- **Task brief**
Render every entry verbatim.

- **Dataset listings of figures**
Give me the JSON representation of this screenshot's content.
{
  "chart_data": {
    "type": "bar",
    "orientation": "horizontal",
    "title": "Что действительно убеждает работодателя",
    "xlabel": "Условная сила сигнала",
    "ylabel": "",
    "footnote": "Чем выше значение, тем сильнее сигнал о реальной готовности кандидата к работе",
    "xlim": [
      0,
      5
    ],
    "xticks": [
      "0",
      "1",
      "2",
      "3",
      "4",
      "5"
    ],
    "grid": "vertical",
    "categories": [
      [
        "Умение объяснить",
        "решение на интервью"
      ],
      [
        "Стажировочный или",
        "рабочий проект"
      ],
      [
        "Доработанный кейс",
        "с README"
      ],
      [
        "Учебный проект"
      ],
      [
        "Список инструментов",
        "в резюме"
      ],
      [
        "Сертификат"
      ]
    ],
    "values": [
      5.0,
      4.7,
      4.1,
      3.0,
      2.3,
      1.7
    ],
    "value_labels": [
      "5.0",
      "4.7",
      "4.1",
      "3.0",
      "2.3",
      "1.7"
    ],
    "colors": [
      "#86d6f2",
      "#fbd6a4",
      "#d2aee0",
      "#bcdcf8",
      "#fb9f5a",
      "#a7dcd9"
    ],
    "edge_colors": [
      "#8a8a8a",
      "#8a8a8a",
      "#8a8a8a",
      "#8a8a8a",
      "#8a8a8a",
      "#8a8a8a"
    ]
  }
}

- **The response**
Give me the JSON representation of this screenshot's content.
{
  "chart_data": {
    "type": "bar",
    "orientation": "horizontal",
    "title": "Что действительно убеждает работодателя",
    "xlabel": "Условная сила сигнала",
    "ylabel": "",
    "footnote": "Чем выше значение, тем сильнее сигнал о реальной готовности кандидата к работе",
    "xlim": [
      0,
      5
    ],
    "xticks": [
      "0",
      "1",
      "2",
      "3",
      "4",
      "5"
    ],
    "grid": "vertical",
    "categories": [
      [
        "Умение объяснить",
        "решение на интервью"
      ],
      [
        "Стажировочный или",
        "рабочий проект"
      ],
      [
        "Доработанный кейс",
        "с README"
      ],
      [
        "Учебный проект"
      ],
      [
        "Список инструментов",
        "в резюме"
      ],
      [
        "Сертификат"
      ]
    ],
    "values": [
      5.0,
      4.7,
      4.1,
      3.0,
      2.3,
      1.7
    ],
    "value_labels": [
      "5.0",
      "4.7",
      "4.1",
      "3.0",
      "2.3",
      "1.7"
    ],
    "colors": [
      "#86d6f2",
      "#fbd6a4",
      "#d2aee0",
      "#bcdcf8",
      "#fb9f5a",
      "#a7dcd9"
    ],
    "edge_colors": [
      "#8a8a8a",
      "#8a8a8a",
      "#8a8a8a",
      "#8a8a8a",
      "#8a8a8a",
      "#8a8a8a"
    ]
  }
}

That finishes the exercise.